Informatica Interview Questions Part – 1
1. What is a Data Warehouse?
A Data Warehouse is a collection of data marts representing historical data from different operational data source (OLTP). The data from these OLTP are structured and optimized for querying and data analysis in a Data Warehouse.
2. What is a Data mart?
A Data Mart is a subset of a data warehouse that can provide data for reporting and analysis on a section, unit or a department like Sales Dept, HR Dept, etc. The Data Mart are sometimes also called as HPQS (Higher Performance Query Structure).
3. What is OLAP?
OLAP stands for Online Analytical Processing. It uses database tables (Fact and Dimension tables) to enable multidimensional viewing, analysis and querying of large amount of data.
4. What is OLTP?
OLTP stands for Online Transaction Processing Except data warehouse databases the other databases are OLTPs. These OLTP uses normalized schema structure. These OLTP databases are designed for recording the daily operations and transactions of a business.
5. What are Dimensions?
Dimensions are categories by which summarized data can be viewed. For example a profit Fact table can be viewed by a time dimension.
6. What are Confirmed Dimensions?
The Dimensions which are reusable and fixed in nature Example customer, time, geography dimensions.
7. What are Fact Tables?
A Fact Table is a table that contains summarized numerical (facts) and historical data. This Fact Table has a foreign key-primary key relation with a dimension table. The Fact Table maintains the information in 3rd normal form.
A star schema is defined is defined as a logical database design in which there will be a centrally located fact table which is surrounded by at least one or more dimension tables. This design is best suited for Data Warehouse or Data Mart.
8. What are the types of Facts?
The types of Facts are as follows.
- Additive Facts: A Fact which can be summed up for any of the dimension available in the fact table.
- Semi-Additive Facts: A Fact which can be summed up to a few dimensions and not for all dimensions available in the fact table.
- Non-Additive Fact: A Fact which cannot be summed up for any of the dimensions available in the fact table.
9. What are the types of Fact Tables?
The types of Fact Tables are:
- Cumulative Fact Table: This type of fact tables generally describes what was happened over the period of time. They contain additive facts.
- Snapshot Fact Table: This type of fact table deals with the particular period of time. They contain non-additive and semi-additive facts
10. What is Grain of Fact?
The Grain of Fact is defined as the level at which the fact information is stored in a fact table. This is also called as Fact Granularity or Fact Event Level.
11. What is Factless Fact table?
The Fact Table which does not contains facts is called as Fact Table. Generally when we need to combine two data marts, then one data mart will have a fact less fact table and other one with common fact table.
12. What are Measures?
Measures are numeric data based on columns in a fact table.
15. What is a Star schema design?
A Star schema is defined as a logical database design in which there will be a centrally located fact table which is surrounded by at least one or more dimension tables. This design is best suited for Data Warehouse or Data Mart.
16. What is Snow Flake schema Design?
In a Snow Flake design the dimension table (de-normalized table) will be further divided into one or more dimensions (normalized tables) to organize the information in a better structural format. To design snow flake we should first design star schema design.
17. What is Operational Data Store [ODS] ?

## Problem to solve
Carry on with the Informatica interview questions, starting immediately after the final line shown.

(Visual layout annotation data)

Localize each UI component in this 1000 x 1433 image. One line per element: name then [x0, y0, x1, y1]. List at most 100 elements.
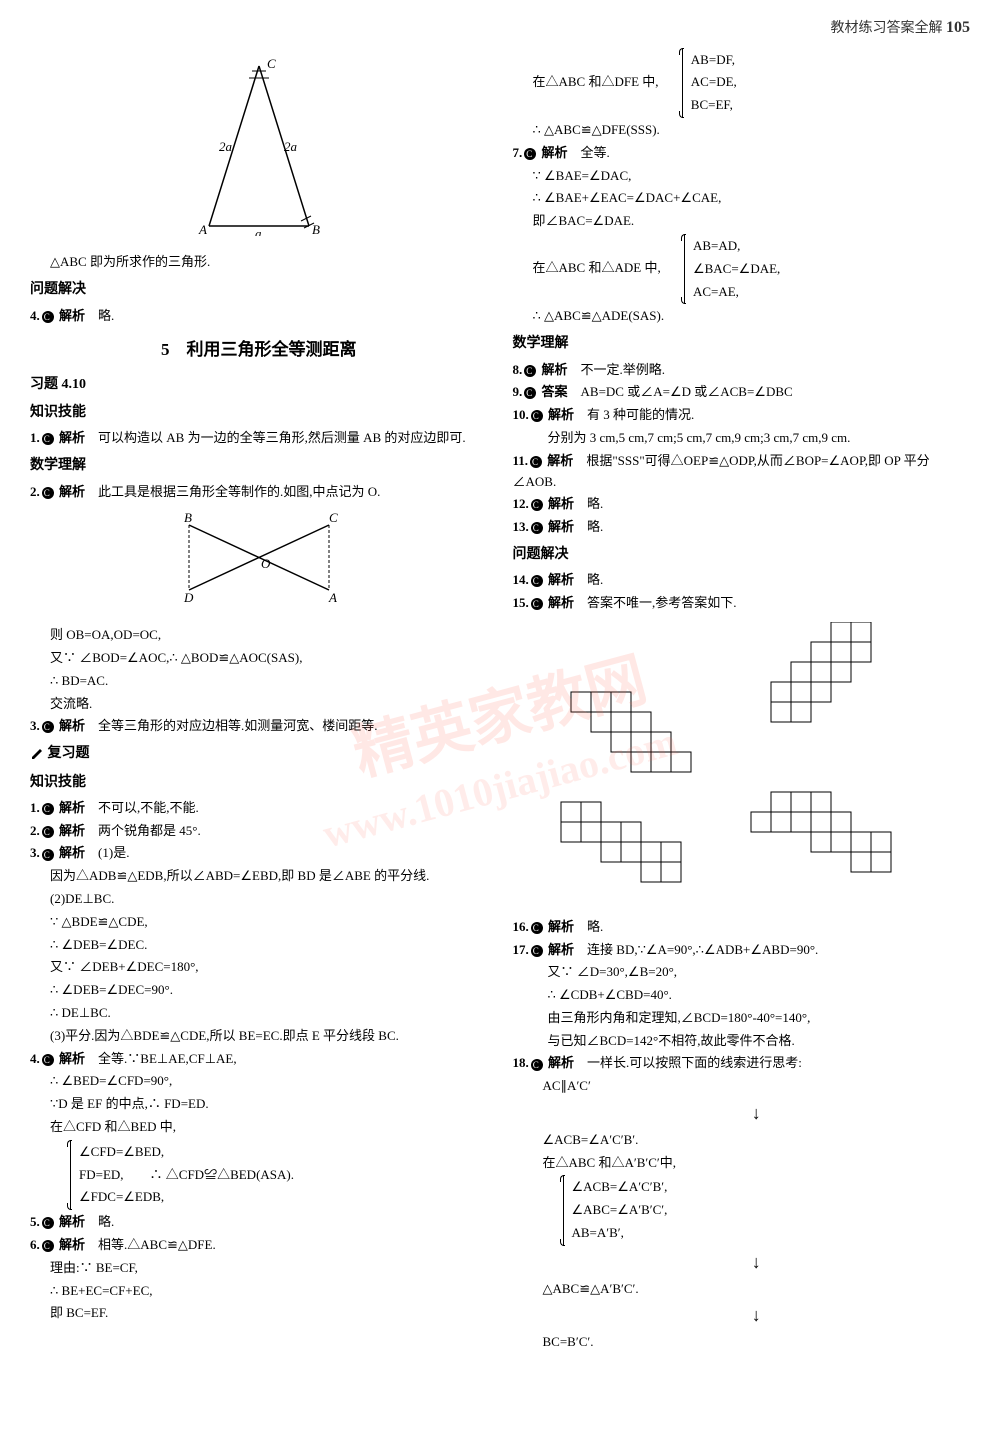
marker-icon [42, 721, 54, 733]
r9-tag: 答案 [542, 384, 568, 399]
r15-num: 15. [513, 595, 529, 610]
r17-l1: ∴ ∠CDB+∠CBD=40°. [513, 985, 971, 1006]
fx2-text: 两个锐角都是 45°. [98, 823, 201, 838]
review-label: 复习题 [48, 746, 90, 761]
section-problem-solve-2: 问题解决 [513, 544, 971, 566]
fx4-l1: ∵D 是 EF 的中点,∴ FD=ED. [30, 1094, 488, 1115]
r8-num: 8. [513, 362, 523, 377]
item-2-text: 此工具是根据三角形全等制作的.如图,中点记为 O. [98, 484, 380, 499]
r13-tag: 解析 [548, 519, 574, 534]
item-2-line-2: ∴ BD=AC. [30, 671, 488, 692]
fx5-tag: 解析 [59, 1214, 85, 1229]
grid-figures [513, 622, 971, 909]
item-2: 2. 解析 此工具是根据三角形全等制作的.如图,中点记为 O. [30, 482, 488, 503]
r10-text: 有 3 种可能的情况. [587, 407, 694, 422]
fx3-part3: (3)平分.因为△BDE≌△CDE,所以 BE=EC.即点 E 平分线段 BC. [30, 1026, 488, 1047]
r13-num: 13. [513, 519, 529, 534]
r7-l0: ∵ ∠BAE=∠DAC, [513, 166, 971, 187]
fx4-l2: 在△CFD 和△BED 中, [30, 1117, 488, 1138]
r-item-16: 16. 解析 略. [513, 917, 971, 938]
r-item-12: 12. 解析 略. [513, 494, 971, 515]
x-figure: B C O D A [30, 510, 488, 617]
marker-icon [524, 387, 536, 399]
r10-tag: 解析 [548, 407, 574, 422]
marker-icon [531, 575, 543, 587]
page-number: 105 [946, 19, 970, 36]
fx3-l2-4: ∴ DE⊥BC. [30, 1003, 488, 1024]
r10-line: 分别为 3 cm,5 cm,7 cm;5 cm,7 cm,9 cm;3 cm,7… [513, 428, 971, 449]
fx3-l2-3: ∴ ∠DEB=∠DEC=90°. [30, 980, 488, 1001]
r8-tag: 解析 [542, 362, 568, 377]
svg-text:2a: 2a [284, 139, 298, 154]
r17-tag: 解析 [548, 942, 574, 957]
fx4-br-1: FD=ED, ∴ △CFD≌△BED(ASA). [79, 1165, 294, 1186]
fx3-part2: (2)DE⊥BC. [30, 889, 488, 910]
r7-conc: ∴ △ABC≌△ADE(SAS). [513, 306, 971, 327]
r12-text: 略. [587, 496, 603, 511]
svg-text:a: a [255, 226, 262, 236]
marker-icon [524, 365, 536, 377]
r12-num: 12. [513, 496, 529, 511]
r10-num: 10. [513, 407, 529, 422]
header-text: 教材练习答案全解 [831, 21, 943, 36]
svg-text:D: D [183, 590, 194, 605]
r-item-11: 11. 解析 根据"SSS"可得△OEP≌△ODP,从而∠BOP=∠AOP,即 … [513, 451, 971, 493]
fx5-num: 5. [30, 1214, 40, 1229]
r17-l3: 与已知∠BCD=142°不相符,故此零件不合格. [513, 1031, 971, 1052]
fx6-l2: 即 BC=EF. [30, 1303, 488, 1324]
r9-num: 9. [513, 384, 523, 399]
r18-f2-0: ↓ [513, 1248, 971, 1277]
fx4-tag: 解析 [59, 1051, 85, 1066]
r-item-14: 14. 解析 略. [513, 570, 971, 591]
marker-icon [531, 922, 543, 934]
svg-text:O: O [261, 556, 271, 571]
fx4-num: 4. [30, 1051, 40, 1066]
fx4-br-2: ∠FDC=∠EDB, [79, 1187, 294, 1208]
r6-br-1: AC=DE, [691, 72, 737, 93]
item-4-tag: 解析 [59, 308, 85, 323]
r11-text: 根据"SSS"可得△OEP≌△ODP,从而∠BOP=∠AOP,即 OP 平分∠A… [513, 453, 930, 489]
marker-icon [42, 487, 54, 499]
r15-tag: 解析 [548, 595, 574, 610]
page-header: 教材练习答案全解 105 [0, 0, 1000, 46]
fx6-tag: 解析 [59, 1237, 85, 1252]
marker-icon [42, 311, 54, 323]
r18-tag: 解析 [548, 1055, 574, 1070]
item-2-tag: 解析 [59, 484, 85, 499]
marker-icon [531, 410, 543, 422]
marker-icon [42, 1240, 54, 1252]
svg-text:A: A [198, 222, 207, 236]
r18-f2: ∠ACB=∠A′C′B′. [513, 1130, 971, 1151]
marker-icon [42, 803, 54, 815]
r17-num: 17. [513, 942, 529, 957]
triangle-figure: C A B a 2a 2a [30, 56, 488, 243]
fx3-num: 3. [30, 845, 40, 860]
svg-text:B: B [312, 222, 320, 236]
svg-text:A: A [328, 590, 337, 605]
section-math-understand-2: 数学理解 [513, 333, 971, 355]
item-1: 1. 解析 可以构造以 AB 为一边的全等三角形,然后测量 AB 的对应边即可. [30, 428, 488, 449]
fx3-tag: 解析 [59, 845, 85, 860]
r7-num: 7. [513, 145, 523, 160]
fx6-l0: 理由:∵ BE=CF, [30, 1258, 488, 1279]
fx6-text: 相等.△ABC≌△DFE. [98, 1237, 216, 1252]
page-content: C A B a 2a 2a △ABC 即为所求作的三角形. 问题解决 4. 解析… [0, 46, 1000, 1355]
fx4-br-0: ∠CFD=∠BED, [79, 1142, 294, 1163]
r16-tag: 解析 [548, 919, 574, 934]
fx3-l2-0: ∵ △BDE≌△CDE, [30, 912, 488, 933]
right-column: 在△ABC 和△DFE 中, AB=DF, AC=DE, BC=EF, ∴ △A… [513, 46, 971, 1355]
r18-f2-3: BC=B′C′. [513, 1332, 971, 1353]
item-2-line-1: 又∵ ∠BOD=∠AOC,∴ △BOD≌△AOC(SAS), [30, 648, 488, 669]
item-3: 3. 解析 全等三角形的对应边相等.如测量河宽、楼间距等. [30, 716, 488, 737]
item-3-tag: 解析 [59, 718, 85, 733]
item-3-text: 全等三角形的对应边相等.如测量河宽、楼间距等. [98, 718, 378, 733]
fx5-text: 略. [98, 1214, 114, 1229]
review-title: 复习题 [30, 743, 488, 765]
r7-intro: 在△ABC 和△ADE 中, AB=AD, ∠BAC=∠DAE, AC=AE, [513, 234, 971, 304]
r-item-17: 17. 解析 连接 BD,∵∠A=90°,∴∠ADB+∠ABD=90°. [513, 940, 971, 961]
left-column: C A B a 2a 2a △ABC 即为所求作的三角形. 问题解决 4. 解析… [30, 46, 488, 1355]
pencil-icon [30, 747, 44, 761]
marker-icon [531, 945, 543, 957]
r18-text: 一样长.可以按照下面的线索进行思考: [587, 1055, 802, 1070]
r18-br-1: ∠ABC=∠A′B′C′, [572, 1200, 668, 1221]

## Exercise answer
It is a collection of integrated databases designed to support operational monitoring. Unlike the OLTP databases, the data in the ODS are integrated, subject oriented and enterprise wide data.
18. What is DE normalization?
DE normalization means a table with multi duplicate key. The dimension table follows DE normalization method with the technique of surrogate key
19. What is Surrogate Key?
A Surrogate Key is a sequence generated key which is assigned to be a primary key in the system (table)
20. What is Metadata?
Data about data is called as Metadata. The Metadata contains the definition of a data.
21. What is a Repository?
Repository is a centrally stored container which stores the metadata, which is used by the Informatica Power center server and Power Center client tools. The Informatica stores Repository in relational database format.
22. What is Data Acquisition Process?
The process of extracting the data from different source (operational databases) systems, integrating the data and transforming the data into a homogenous format and loading into the target warehouse database. Simple called as ETL (Extraction, Transformation and Loading). The Data Acquisition process designs are called in different manners by different ETL vendors.
- Informatica —-> Mapping
- Data Stage —-> Job
- Abinitio —-> Graph
23. What are the GUI based ETL tools?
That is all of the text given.